# [PROBLEM TO SOLVE]
Copy the listing verbatim, excluding any images found in it.

# # # # #

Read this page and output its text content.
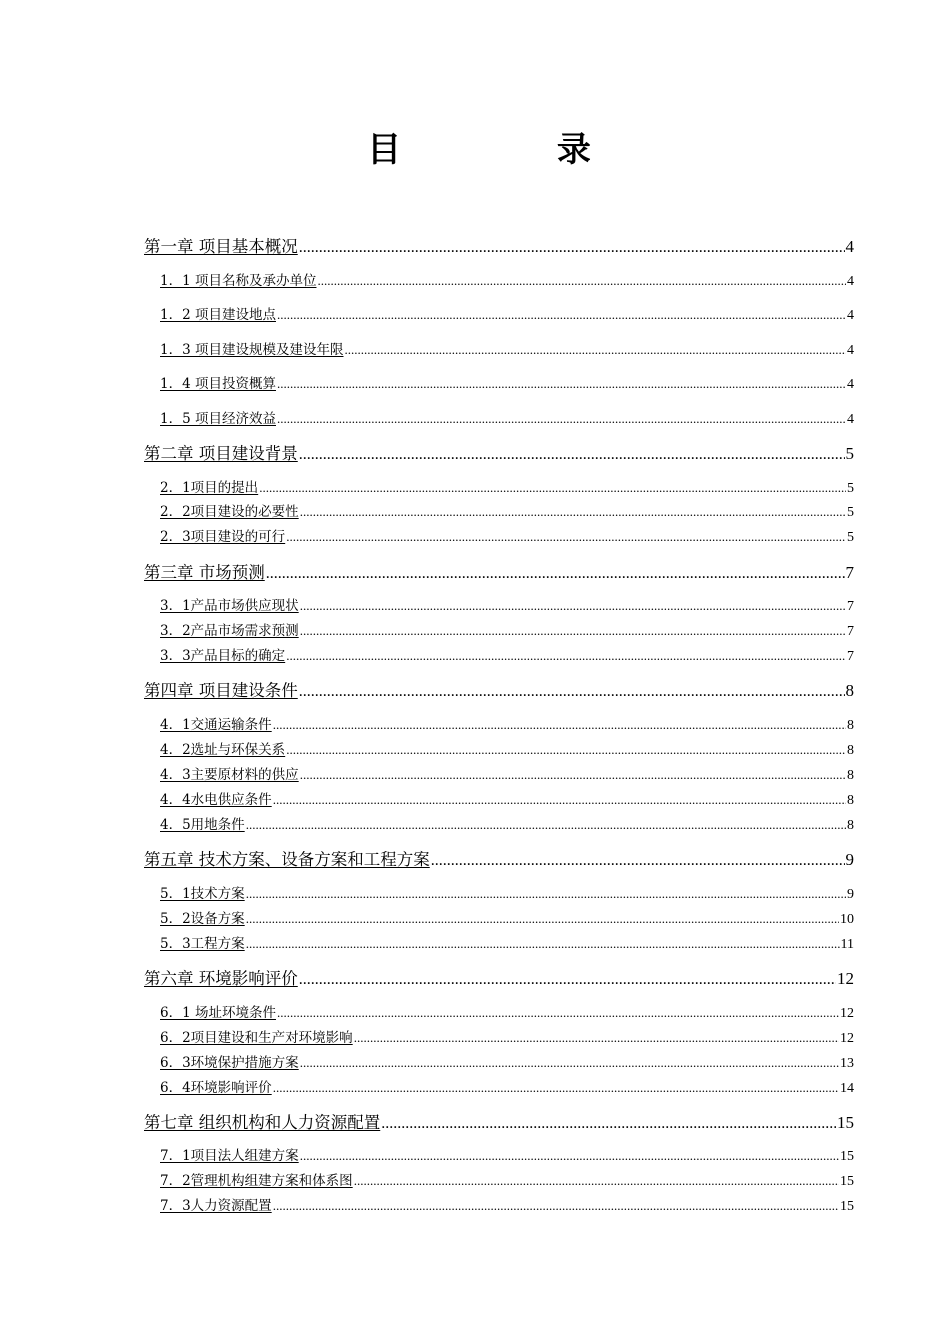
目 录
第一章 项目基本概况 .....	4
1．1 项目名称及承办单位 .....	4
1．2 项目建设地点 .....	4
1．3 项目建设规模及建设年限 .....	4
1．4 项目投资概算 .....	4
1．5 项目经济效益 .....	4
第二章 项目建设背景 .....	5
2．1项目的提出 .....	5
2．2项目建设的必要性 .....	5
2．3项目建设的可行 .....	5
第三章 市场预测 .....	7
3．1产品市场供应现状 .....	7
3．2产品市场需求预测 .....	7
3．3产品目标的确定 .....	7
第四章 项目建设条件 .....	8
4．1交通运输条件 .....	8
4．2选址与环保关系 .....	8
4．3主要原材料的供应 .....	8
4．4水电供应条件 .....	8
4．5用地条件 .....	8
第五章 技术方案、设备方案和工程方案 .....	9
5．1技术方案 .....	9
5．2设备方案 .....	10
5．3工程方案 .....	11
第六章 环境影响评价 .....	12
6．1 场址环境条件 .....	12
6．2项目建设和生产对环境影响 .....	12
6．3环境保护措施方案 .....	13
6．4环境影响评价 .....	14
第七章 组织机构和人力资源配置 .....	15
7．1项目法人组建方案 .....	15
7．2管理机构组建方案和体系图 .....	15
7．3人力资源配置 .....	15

# # # # #

# [FINAL RESULT]
Read this page and output its text content.
目 录
第一章 项目基本概况 .....	4
1．1 项目名称及承办单位 .....	4
1．2 项目建设地点 .....	4
1．3 项目建设规模及建设年限 .....	4
1．4 项目投资概算 .....	4
1．5 项目经济效益 .....	4
第二章 项目建设背景 .....	5
2．1项目的提出 .....	5
2．2项目建设的必要性 .....	5
2．3项目建设的可行 .....	5
第三章 市场预测 .....	7
3．1产品市场供应现状 .....	7
3．2产品市场需求预测 .....	7
3．3产品目标的确定 .....	7
第四章 项目建设条件 .....	8
4．1交通运输条件 .....	8
4．2选址与环保关系 .....	8
4．3主要原材料的供应 .....	8
4．4水电供应条件 .....	8
4．5用地条件 .....	8
第五章 技术方案、设备方案和工程方案 .....	9
5．1技术方案 .....	9
5．2设备方案 .....	10
5．3工程方案 .....	11
第六章 环境影响评价 .....	12
6．1 场址环境条件 .....	12
6．2项目建设和生产对环境影响 .....	12
6．3环境保护措施方案 .....	13
6．4环境影响评价 .....	14
第七章 组织机构和人力资源配置 .....	15
7．1项目法人组建方案 .....	15
7．2管理机构组建方案和体系图 .....	15
7．3人力资源配置 .....	15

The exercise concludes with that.